Start of Dataset extract
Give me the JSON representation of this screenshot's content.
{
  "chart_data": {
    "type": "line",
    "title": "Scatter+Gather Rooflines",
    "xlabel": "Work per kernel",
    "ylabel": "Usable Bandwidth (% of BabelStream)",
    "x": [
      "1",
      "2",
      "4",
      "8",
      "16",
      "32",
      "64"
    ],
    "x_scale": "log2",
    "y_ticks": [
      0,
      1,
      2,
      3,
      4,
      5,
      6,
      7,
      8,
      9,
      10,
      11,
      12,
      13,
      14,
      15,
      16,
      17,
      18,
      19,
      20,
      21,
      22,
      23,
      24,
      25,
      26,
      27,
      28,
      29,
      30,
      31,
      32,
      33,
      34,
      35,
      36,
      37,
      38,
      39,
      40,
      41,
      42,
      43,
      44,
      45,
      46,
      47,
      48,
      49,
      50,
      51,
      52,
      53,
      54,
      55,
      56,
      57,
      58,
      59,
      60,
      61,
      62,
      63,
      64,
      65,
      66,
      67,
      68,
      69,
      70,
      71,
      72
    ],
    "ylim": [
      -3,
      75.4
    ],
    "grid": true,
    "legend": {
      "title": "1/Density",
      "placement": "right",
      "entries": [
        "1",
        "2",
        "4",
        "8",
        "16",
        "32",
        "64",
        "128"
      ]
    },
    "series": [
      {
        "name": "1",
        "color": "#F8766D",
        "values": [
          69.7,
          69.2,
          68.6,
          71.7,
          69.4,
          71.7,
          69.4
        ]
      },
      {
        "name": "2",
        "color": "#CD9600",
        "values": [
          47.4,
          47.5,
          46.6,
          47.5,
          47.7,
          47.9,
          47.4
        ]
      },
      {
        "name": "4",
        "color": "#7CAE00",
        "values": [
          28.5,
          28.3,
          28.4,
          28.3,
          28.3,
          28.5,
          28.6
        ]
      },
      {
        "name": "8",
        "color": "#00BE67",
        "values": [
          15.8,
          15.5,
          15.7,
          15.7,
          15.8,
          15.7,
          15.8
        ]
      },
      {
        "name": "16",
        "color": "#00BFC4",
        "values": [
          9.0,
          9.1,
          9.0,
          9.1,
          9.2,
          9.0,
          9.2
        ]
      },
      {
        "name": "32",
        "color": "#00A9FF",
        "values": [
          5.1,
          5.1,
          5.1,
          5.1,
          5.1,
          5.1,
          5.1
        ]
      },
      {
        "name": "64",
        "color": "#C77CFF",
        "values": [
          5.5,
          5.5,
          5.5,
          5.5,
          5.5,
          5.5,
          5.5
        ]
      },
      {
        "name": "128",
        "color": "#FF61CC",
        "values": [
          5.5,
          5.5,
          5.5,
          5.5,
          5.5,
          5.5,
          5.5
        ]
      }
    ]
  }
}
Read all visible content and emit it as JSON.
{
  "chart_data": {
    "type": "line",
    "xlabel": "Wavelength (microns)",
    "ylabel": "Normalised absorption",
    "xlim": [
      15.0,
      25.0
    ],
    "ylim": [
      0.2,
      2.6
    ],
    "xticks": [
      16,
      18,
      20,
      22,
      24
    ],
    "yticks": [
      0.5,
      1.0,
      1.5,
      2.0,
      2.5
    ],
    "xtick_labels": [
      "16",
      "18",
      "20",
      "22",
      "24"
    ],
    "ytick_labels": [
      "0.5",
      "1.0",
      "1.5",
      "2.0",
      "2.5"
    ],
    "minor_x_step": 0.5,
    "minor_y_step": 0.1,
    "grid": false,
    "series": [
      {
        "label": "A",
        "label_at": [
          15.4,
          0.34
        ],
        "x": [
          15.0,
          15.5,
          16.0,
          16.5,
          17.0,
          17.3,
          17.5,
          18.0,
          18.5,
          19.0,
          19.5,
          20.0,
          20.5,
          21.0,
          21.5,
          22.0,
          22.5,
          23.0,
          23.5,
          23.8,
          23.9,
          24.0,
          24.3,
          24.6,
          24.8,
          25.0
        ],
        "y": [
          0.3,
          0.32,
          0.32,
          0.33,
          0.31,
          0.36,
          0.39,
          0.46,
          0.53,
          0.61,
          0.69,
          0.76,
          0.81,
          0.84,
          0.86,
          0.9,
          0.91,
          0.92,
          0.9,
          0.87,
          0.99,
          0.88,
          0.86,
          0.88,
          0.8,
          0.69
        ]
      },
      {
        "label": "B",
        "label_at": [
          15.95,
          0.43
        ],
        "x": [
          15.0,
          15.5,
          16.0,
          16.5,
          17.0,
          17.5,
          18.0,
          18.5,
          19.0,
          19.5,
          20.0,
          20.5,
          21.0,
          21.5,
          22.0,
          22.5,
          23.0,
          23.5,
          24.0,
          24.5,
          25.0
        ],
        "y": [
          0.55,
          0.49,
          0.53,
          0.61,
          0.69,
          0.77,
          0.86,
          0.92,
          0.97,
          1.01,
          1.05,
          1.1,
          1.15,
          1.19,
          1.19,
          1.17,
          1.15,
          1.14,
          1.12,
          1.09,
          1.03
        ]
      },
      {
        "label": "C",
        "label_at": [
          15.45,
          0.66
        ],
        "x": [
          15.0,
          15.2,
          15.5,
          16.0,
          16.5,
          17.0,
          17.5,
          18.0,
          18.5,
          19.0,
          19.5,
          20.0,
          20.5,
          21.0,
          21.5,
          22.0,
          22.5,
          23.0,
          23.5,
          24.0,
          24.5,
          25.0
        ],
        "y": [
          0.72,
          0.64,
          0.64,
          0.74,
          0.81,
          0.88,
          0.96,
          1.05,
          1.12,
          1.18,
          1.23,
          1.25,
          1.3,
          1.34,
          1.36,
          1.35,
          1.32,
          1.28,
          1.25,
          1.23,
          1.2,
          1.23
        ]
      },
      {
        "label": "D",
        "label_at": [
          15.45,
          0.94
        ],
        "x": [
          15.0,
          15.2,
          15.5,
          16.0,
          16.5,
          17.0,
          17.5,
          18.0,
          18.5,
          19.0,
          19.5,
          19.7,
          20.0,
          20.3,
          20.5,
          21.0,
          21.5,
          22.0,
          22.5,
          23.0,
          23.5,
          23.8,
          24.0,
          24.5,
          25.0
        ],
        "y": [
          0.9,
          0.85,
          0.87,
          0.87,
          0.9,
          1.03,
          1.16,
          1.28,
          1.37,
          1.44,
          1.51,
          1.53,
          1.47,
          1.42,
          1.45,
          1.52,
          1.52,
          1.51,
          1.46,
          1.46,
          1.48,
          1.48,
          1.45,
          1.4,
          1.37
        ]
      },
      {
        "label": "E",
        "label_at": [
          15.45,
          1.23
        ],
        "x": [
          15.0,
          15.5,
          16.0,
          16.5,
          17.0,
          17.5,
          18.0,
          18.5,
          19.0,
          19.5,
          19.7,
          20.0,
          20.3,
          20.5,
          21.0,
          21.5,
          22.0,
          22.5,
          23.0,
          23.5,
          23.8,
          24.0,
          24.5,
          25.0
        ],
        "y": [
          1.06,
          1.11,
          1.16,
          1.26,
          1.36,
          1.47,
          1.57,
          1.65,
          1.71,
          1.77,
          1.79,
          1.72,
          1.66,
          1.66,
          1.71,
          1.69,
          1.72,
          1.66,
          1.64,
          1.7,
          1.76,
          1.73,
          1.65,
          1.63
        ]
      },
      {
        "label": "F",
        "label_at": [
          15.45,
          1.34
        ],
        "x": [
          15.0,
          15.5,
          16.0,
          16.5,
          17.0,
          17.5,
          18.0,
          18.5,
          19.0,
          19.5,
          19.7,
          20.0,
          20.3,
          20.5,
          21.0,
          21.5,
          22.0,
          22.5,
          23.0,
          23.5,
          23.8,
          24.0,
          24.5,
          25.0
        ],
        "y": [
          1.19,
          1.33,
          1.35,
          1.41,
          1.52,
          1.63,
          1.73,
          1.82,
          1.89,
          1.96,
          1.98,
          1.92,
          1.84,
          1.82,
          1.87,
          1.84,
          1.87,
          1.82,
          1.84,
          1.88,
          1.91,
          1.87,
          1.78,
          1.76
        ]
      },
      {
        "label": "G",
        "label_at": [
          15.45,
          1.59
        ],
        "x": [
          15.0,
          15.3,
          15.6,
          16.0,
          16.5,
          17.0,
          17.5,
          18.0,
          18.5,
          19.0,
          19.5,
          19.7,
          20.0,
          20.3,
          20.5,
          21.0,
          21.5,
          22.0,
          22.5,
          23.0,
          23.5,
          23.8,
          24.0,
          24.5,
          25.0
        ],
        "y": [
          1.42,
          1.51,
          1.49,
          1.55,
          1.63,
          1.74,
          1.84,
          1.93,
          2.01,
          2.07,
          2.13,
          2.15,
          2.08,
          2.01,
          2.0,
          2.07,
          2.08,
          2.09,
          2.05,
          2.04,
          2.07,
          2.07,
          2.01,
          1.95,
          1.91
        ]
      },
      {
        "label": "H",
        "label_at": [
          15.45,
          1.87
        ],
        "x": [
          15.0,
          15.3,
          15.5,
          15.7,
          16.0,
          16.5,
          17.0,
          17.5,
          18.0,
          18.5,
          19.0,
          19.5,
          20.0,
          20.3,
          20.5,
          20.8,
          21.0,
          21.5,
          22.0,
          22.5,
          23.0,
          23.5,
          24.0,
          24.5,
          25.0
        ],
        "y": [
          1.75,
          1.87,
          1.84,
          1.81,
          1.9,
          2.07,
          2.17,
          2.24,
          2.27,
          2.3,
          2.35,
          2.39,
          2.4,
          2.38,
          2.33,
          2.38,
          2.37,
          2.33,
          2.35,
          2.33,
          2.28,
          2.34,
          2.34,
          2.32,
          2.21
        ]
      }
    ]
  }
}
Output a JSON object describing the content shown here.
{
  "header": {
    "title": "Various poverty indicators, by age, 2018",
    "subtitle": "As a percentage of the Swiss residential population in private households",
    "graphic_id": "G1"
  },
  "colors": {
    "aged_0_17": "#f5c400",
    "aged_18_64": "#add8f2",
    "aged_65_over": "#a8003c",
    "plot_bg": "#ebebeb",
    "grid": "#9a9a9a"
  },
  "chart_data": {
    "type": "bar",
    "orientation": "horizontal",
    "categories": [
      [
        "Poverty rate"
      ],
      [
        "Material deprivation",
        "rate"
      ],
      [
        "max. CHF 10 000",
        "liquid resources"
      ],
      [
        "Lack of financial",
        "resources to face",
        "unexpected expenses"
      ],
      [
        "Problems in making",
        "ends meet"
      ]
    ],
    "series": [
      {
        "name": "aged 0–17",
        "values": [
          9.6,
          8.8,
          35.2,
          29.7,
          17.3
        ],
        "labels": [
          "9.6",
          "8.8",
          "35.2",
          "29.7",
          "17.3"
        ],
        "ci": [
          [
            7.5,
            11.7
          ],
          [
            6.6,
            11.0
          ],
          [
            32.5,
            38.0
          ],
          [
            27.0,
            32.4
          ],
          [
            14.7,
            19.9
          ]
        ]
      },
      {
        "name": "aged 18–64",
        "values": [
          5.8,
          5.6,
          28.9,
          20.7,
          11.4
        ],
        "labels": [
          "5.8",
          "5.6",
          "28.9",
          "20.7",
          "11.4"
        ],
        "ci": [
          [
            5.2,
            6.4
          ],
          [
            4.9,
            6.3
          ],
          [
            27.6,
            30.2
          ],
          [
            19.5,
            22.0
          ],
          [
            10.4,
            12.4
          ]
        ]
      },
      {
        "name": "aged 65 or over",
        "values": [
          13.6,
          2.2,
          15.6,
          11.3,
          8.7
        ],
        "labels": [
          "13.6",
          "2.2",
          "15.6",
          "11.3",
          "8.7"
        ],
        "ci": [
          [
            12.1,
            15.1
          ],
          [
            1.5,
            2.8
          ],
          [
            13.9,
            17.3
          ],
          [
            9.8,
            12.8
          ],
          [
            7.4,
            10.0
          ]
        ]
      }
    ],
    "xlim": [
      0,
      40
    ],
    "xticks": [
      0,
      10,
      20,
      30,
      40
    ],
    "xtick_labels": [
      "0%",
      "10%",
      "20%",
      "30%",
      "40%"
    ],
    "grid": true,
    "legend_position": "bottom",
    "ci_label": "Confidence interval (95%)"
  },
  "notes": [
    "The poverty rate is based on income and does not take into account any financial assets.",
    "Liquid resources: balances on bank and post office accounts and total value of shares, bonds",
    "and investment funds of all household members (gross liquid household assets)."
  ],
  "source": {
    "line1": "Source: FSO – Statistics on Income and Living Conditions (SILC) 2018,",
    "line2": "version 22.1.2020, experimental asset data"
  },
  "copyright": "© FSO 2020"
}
End of Dataset extract
#### Exercise instructions:
Search the records for the string "JSON" and return every line in which it occurs.

#### Response for this exercise:
Give me the JSON representation of this screenshot's content.
Read all visible content and emit it as JSON.
Output a JSON object describing the content shown here.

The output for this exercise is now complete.